** start **

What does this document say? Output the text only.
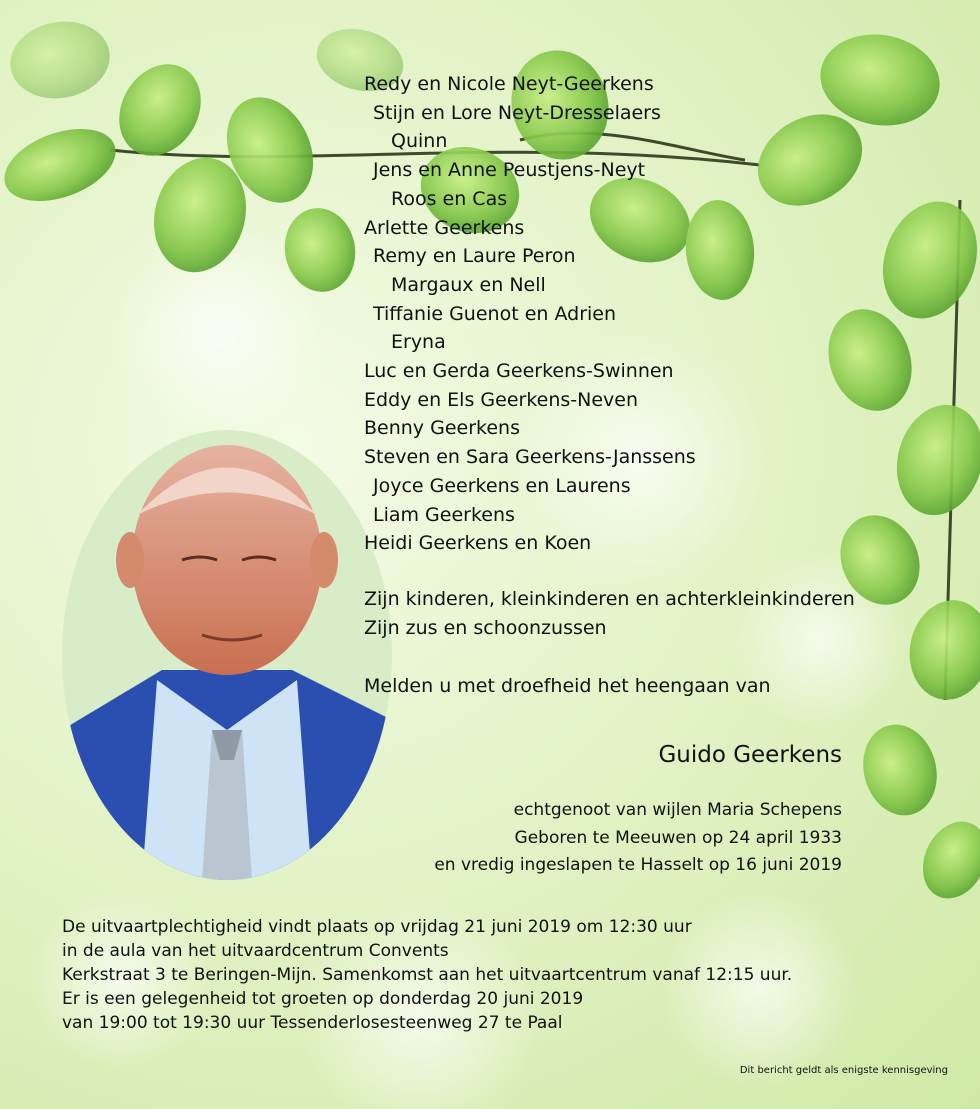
Redy en Nicole Neyt-Geerkens
Stijn en Lore Neyt-Dresselaers
Quinn
Jens en Anne Peustjens-Neyt
Roos en Cas
Arlette Geerkens
Remy en Laure Peron
Margaux en Nell
Tiffanie Guenot en Adrien
Eryna
Luc en Gerda Geerkens-Swinnen
Eddy en Els Geerkens-Neven
Benny Geerkens
Steven en Sara Geerkens-Janssens
Joyce Geerkens en Laurens
Liam Geerkens
Heidi Geerkens en Koen
Zijn kinderen, kleinkinderen en achterkleinkinderen
Zijn zus en schoonzussen
Melden u met droefheid het heengaan van
Guido Geerkens
echtgenoot van wijlen Maria Schepens
Geboren te Meeuwen op 24 april 1933
en vredig ingeslapen te Hasselt op 16 juni 2019
De uitvaartplechtigheid vindt plaats op vrijdag 21 juni 2019 om 12:30 uur
in de aula van het uitvaardcentrum Convents
Kerkstraat 3 te Beringen-Mijn. Samenkomst aan het uitvaartcentrum vanaf 12:15 uur.
Er is een gelegenheid tot groeten op donderdag 20 juni 2019
van 19:00 tot 19:30 uur Tessenderlosesteenweg 27 te Paal
Dit bericht geldt als enigste kennisgeving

** end **

→ **Exercise task**:
Count the lines in the records above that contain the word "Zijn", and give only the number.

→ **Reply to the task**:
2